• Stated exercise: How many of the lines that follow contain the word "Spot"? Give only the number.

Records from a collection of figures:

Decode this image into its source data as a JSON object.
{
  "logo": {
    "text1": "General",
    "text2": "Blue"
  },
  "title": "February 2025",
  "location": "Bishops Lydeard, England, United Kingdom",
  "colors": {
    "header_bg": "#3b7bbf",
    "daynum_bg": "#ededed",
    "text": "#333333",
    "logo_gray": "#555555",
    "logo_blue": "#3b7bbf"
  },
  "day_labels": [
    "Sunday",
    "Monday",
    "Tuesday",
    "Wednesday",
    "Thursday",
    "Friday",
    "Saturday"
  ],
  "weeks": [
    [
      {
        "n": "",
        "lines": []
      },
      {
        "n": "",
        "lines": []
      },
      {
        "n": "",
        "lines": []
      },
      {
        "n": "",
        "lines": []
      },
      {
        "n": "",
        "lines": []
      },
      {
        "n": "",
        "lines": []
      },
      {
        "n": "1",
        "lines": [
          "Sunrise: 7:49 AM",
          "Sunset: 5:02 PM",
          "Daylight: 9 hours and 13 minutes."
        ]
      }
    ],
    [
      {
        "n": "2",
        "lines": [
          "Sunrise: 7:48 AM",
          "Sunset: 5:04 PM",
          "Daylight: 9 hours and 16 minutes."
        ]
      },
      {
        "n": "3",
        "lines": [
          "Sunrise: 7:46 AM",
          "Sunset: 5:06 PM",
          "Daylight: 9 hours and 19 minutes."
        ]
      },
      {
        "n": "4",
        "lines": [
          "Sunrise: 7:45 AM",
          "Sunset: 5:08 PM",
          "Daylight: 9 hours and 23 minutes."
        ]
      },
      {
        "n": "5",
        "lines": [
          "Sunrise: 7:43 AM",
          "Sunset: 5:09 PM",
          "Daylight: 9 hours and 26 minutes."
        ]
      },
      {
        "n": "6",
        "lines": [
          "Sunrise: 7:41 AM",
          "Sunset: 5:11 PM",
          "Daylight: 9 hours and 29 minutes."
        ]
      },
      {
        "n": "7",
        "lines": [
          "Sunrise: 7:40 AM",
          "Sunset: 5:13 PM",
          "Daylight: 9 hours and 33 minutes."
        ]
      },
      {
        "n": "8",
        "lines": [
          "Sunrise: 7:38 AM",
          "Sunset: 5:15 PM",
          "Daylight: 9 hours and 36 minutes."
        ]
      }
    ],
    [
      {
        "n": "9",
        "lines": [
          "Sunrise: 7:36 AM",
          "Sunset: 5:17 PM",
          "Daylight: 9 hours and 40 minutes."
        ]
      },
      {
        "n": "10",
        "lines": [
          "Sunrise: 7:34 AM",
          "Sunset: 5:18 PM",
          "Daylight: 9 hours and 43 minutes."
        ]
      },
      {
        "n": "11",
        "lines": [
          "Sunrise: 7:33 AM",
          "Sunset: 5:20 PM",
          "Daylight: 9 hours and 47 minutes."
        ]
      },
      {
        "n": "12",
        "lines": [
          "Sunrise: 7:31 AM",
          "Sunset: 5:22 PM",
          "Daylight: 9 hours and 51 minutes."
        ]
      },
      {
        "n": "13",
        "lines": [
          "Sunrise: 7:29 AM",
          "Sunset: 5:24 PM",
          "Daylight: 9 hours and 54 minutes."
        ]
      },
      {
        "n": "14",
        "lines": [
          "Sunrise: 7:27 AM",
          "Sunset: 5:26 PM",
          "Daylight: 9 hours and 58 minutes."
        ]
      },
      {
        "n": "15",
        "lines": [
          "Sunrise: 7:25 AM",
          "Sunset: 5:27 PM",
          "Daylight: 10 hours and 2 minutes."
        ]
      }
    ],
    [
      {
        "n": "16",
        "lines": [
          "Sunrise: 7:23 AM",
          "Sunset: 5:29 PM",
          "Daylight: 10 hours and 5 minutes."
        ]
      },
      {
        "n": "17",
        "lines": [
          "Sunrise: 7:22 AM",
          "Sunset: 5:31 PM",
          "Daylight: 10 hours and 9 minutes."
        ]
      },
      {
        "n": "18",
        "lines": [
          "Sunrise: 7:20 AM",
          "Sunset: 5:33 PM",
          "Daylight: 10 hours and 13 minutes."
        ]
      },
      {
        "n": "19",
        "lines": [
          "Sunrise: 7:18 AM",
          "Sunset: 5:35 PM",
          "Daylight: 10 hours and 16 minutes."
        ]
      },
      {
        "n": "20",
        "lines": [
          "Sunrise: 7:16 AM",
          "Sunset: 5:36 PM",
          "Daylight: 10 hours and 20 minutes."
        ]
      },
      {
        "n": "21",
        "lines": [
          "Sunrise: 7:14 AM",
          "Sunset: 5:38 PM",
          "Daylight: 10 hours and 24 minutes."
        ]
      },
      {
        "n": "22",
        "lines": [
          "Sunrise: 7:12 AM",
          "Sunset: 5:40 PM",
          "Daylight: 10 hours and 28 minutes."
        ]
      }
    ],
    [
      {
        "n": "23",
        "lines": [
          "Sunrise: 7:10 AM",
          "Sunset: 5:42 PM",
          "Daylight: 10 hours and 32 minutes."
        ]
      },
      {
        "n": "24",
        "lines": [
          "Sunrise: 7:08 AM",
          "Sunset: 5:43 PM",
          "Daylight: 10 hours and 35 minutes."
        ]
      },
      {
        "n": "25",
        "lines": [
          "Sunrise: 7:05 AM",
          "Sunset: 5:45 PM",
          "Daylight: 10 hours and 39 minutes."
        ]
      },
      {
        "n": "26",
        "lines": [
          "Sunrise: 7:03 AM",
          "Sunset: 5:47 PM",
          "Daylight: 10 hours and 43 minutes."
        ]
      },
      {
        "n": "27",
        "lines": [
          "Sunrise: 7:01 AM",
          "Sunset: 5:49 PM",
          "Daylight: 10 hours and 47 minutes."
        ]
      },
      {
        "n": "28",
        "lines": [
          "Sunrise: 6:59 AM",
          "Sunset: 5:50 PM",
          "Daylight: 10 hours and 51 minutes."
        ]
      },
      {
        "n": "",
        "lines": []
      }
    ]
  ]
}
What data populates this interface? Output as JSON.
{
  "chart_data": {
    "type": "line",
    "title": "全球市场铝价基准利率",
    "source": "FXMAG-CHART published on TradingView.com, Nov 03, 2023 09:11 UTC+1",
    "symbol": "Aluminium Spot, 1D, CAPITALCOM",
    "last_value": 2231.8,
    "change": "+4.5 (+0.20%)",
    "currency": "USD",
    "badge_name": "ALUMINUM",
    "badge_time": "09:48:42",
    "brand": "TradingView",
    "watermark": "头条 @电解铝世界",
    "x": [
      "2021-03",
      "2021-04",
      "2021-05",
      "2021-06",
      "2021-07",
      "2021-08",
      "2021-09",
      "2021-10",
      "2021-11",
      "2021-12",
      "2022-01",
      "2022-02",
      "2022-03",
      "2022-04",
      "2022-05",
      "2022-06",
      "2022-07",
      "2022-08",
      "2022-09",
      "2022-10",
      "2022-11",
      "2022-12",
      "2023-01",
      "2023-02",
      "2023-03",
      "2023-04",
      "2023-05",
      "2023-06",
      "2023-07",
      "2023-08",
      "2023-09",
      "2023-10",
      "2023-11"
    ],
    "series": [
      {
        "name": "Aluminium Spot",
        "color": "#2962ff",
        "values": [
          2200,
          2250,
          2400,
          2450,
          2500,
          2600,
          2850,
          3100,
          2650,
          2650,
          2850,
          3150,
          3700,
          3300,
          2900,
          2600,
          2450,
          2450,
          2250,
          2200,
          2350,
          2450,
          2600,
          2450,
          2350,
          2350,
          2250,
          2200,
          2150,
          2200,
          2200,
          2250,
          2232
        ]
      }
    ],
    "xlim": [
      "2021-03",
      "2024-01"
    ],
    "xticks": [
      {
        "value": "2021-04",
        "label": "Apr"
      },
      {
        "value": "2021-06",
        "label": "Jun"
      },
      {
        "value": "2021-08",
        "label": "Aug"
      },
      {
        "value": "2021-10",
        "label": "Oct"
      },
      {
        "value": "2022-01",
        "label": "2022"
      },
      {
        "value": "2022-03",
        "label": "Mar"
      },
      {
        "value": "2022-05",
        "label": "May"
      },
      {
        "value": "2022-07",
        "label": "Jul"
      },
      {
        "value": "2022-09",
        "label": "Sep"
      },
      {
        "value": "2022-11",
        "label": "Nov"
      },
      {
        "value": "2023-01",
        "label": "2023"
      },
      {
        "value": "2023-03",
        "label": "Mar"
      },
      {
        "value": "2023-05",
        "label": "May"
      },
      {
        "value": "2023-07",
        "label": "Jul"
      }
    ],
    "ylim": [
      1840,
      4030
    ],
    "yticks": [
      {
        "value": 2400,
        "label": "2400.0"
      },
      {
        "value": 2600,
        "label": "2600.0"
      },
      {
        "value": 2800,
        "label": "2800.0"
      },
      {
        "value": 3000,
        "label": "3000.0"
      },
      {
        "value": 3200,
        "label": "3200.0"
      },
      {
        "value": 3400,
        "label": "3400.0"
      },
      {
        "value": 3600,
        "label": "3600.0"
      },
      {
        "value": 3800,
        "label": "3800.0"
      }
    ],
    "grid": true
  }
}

• Exercise output: 2